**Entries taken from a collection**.
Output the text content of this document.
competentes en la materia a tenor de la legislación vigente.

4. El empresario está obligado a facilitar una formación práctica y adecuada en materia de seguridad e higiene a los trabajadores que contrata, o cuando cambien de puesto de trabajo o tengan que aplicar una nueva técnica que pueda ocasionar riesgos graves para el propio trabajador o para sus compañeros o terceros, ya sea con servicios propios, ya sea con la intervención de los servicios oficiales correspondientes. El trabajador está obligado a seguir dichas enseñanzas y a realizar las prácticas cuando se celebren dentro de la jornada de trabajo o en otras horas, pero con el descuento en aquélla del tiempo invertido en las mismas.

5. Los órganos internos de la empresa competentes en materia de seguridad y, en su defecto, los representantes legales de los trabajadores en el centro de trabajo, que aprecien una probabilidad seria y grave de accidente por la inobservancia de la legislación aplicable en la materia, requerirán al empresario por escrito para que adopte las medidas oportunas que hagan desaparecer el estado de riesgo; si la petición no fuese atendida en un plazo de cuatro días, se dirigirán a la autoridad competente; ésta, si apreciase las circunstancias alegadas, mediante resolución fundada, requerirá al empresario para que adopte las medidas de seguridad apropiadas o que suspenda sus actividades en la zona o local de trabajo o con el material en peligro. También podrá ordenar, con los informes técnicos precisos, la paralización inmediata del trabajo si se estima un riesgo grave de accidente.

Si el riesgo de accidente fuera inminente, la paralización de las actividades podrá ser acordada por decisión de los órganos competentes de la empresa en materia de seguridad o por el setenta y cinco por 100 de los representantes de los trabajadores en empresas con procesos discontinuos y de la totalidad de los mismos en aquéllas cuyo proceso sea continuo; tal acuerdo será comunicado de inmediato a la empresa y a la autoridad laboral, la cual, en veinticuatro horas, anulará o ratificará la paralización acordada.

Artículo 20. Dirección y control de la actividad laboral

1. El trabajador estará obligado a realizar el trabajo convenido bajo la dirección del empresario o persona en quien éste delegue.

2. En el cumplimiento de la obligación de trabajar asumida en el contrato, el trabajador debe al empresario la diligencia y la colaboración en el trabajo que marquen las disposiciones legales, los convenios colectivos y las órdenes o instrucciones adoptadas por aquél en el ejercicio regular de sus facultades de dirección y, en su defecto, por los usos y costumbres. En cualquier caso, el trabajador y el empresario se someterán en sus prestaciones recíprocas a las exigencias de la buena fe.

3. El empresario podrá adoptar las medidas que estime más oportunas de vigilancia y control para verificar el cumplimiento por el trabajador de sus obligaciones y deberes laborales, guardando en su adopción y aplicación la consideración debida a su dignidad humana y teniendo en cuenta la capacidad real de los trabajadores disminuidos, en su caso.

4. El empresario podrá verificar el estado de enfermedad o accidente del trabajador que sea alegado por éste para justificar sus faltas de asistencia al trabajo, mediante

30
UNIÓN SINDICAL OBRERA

**Given problem**. Copy each line of the listing that holds the word "caso".

**Finished exercise**.
2. En el cumplimiento de la obligación de trabajar asumida en el contrato, el trabajador debe al empresario la diligencia y la colaboración en el trabajo que marquen las disposiciones legales, los convenios colectivos y las órdenes o instrucciones adoptadas por aquél en el ejercicio regular de sus facultades de dirección y, en su defecto, por los usos y costumbres. En cualquier caso, el trabajador y el empresario se someterán en sus prestaciones recíprocas a las exigencias de la buena fe.
3. El empresario podrá adoptar las medidas que estime más oportunas de vigilancia y control para verificar el cumplimiento por el trabajador de sus obligaciones y deberes laborales, guardando en su adopción y aplicación la consideración debida a su dignidad humana y teniendo en cuenta la capacidad real de los trabajadores disminuidos, en su caso.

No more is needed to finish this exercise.